> _Что требуется_
- a) Повторите дословно отрывок из текста о функциях безработицы, начиная со слов «В рыночной экономике» и далее вплоть до слов «на рынке труда.».
- b) Представьте в виде JSON-списка строк только строки записей, начиная со строки, содержащей «Bar [837,589,871,591]», и до конца записей включительно. Каждой строке должен соответствовать один элемент списка, пустые строки следует опустить.

В рыночной экономике безработица выполняет ряд важных функций. Среди них - функция сдерживания инфляции. Снижение безработицы ниже некоторого "естественного" уровня (NAIRU) вызывает рост заработной платы, который разгоняет инфляцию. И наоборот, рост безработицы подавляет инфляционные ожидания. Механизм этой связи понятен: высокая (или растущая) безработица подрывает рыночную власть работников, вынуждая их отказываться от требований повышения оплаты труда. Безработица (через опасения потерять работу и не найти новую) заставляет их идти на уступки работодателям. При этом в западных странах даже рядовой работник самой жизнью обучен разбираться и рационально реагировать на колебания экономической конъюнктуры. В этом смысле страх безработицы основан на информации и рационален. По сути, он представляет прогноз возможных изменений в положении работника на рынке труда.

> _Извлечённые данные_
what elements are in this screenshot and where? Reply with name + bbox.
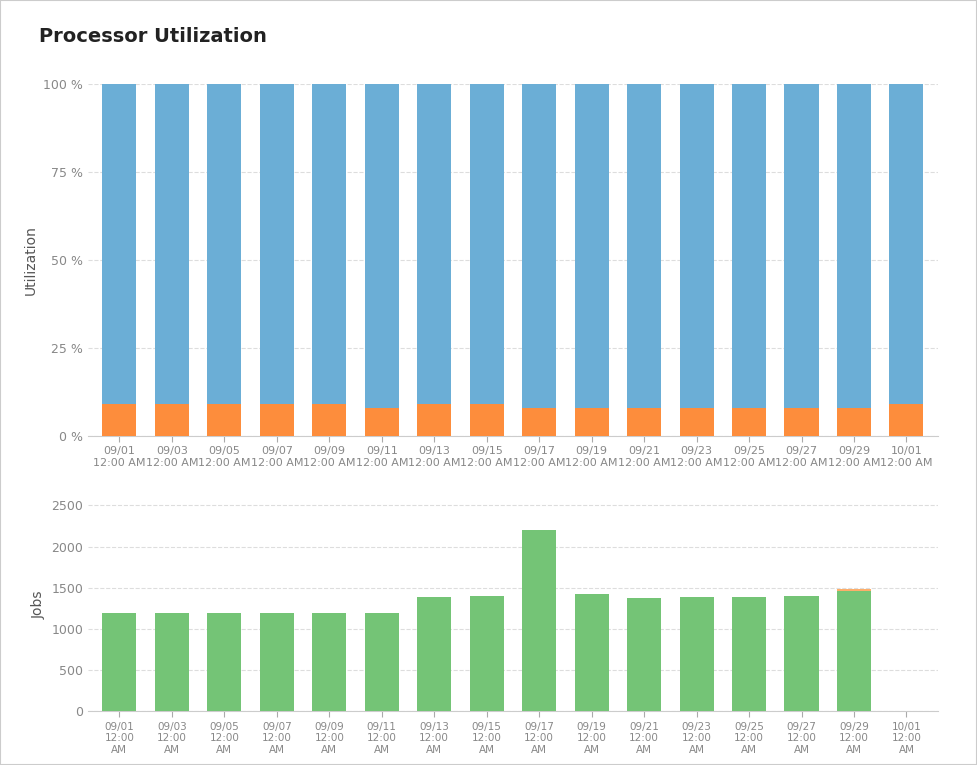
Bar [837,589,871,591]
Bar [313,613,346,711]
Bar [417,597,451,711]
Bar [313,84,346,405]
Bar [522,530,556,711]
Bar [889,84,923,405]
Bar [574,594,609,711]
Bar [364,408,399,436]
Legend: Available, Utilized: Available, Utilized [426,499,600,522]
Bar [889,405,923,436]
Text: Processor Utilization: Processor Utilization [39,27,267,46]
Bar [470,84,504,405]
Bar [837,84,871,408]
Bar [103,84,137,405]
Bar [260,84,294,405]
Bar [574,84,609,408]
Bar [207,405,241,436]
Bar [680,408,713,436]
Bar [627,408,661,436]
Bar [732,408,766,436]
Bar [364,613,399,711]
Bar [103,613,137,711]
Bar [837,408,871,436]
Bar [154,613,189,711]
Bar [522,84,556,408]
Bar [313,405,346,436]
Bar [680,597,713,711]
Bar [207,613,241,711]
Bar [417,84,451,405]
Bar [680,84,713,408]
Bar [260,613,294,711]
Bar [417,405,451,436]
Bar [785,84,819,408]
Bar [260,405,294,436]
Bar [785,596,819,711]
Bar [785,408,819,436]
Bar [207,84,241,405]
Bar [522,408,556,436]
Bar [574,408,609,436]
Bar [154,84,189,405]
Bar [103,405,137,436]
Bar [364,84,399,408]
Bar [732,84,766,408]
Y-axis label: Jobs: Jobs [31,590,46,619]
Bar [627,597,661,711]
Bar [470,405,504,436]
Bar [837,591,871,711]
Y-axis label: Utilization: Utilization [23,225,38,295]
Bar [154,405,189,436]
Bar [732,597,766,711]
Bar [470,596,504,711]
Bar [627,84,661,408]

> _Ответы к заданию_
- a)
В рыночной экономике безработица выполняет ряд важных функций. Среди них - функция сдерживания инфляции. Снижение безработицы ниже некоторого "естественного" уровня (NAIRU) вызывает рост заработной платы, который разгоняет инфляцию. И наоборот, рост безработицы подавляет инфляционные ожидания. Механизм этой связи понятен: высокая (или растущая) безработица подрывает рыночную власть работников, вынуждая их отказываться от требований повышения оплаты труда. Безработица (через опасения потерять работу и не найти новую) заставляет их идти на уступки работодателям. При этом в западных странах даже рядовой работник самой жизнью обучен разбираться и рационально реагировать на колебания экономической конъюнктуры. В этом смысле страх безработицы основан на информации и рационален. По сути, он представляет прогноз возможных изменений в положении работника на рынке труда.

- b)
[
  "Bar [837,589,871,591]",
  "Bar [313,613,346,711]",
  "Bar [417,597,451,711]",
  "Bar [313,84,346,405]",
  "Bar [522,530,556,711]",
  "Bar [889,84,923,405]",
  "Bar [574,594,609,711]",
  "Bar [364,408,399,436]",
  "Legend: Available, Utilized: Available, Utilized [426,499,600,522]",
  "Bar [889,405,923,436]",
  "Text: Processor Utilization: Processor Utilization [39,27,267,46]",
  "Bar [470,84,504,405]",
  "Bar [837,84,871,408]",
  "Bar [103,84,137,405]",
  "Bar [260,84,294,405]",
  "Bar [574,84,609,408]",
  "Bar [207,405,241,436]",
  "Bar [680,408,713,436]",
  "Bar [627,408,661,436]",
  "Bar [732,408,766,436]",
  "Bar [364,613,399,711]",
  "Bar [103,613,137,711]",
  "Bar [837,408,871,436]",
  "Bar [154,613,189,711]",
  "Bar [522,84,556,408]",
  "Bar [313,405,346,436]",
  "Bar [680,597,713,711]",
  "Bar [207,613,241,711]",
  "Bar [417,84,451,405]",
  "Bar [680,84,713,408]",
  "Bar [260,613,294,711]",
  "Bar [417,405,451,436]",
  "Bar [785,84,819,408]",
  "Bar [260,405,294,436]",
  "Bar [785,596,819,711]",
  "Bar [785,408,819,436]",
  "Bar [207,84,241,405]",
  "Bar [522,408,556,436]",
  "Bar [574,408,609,436]",
  "Bar [154,84,189,405]",
  "Bar [103,405,137,436]",
  "Bar [364,84,399,408]",
  "Bar [732,84,766,408]",
  "Y-axis label: Jobs: Jobs [31,590,46,619]",
  "Bar [627,597,661,711]",
  "Bar [470,405,504,436]",
  "Bar [837,591,871,711]",
  "Y-axis label: Utilization: Utilization [23,225,38,295]",
  "Bar [154,405,189,436]",
  "Bar [732,597,766,711]",
  "Bar [470,596,504,711]",
  "Bar [627,84,661,408]"
]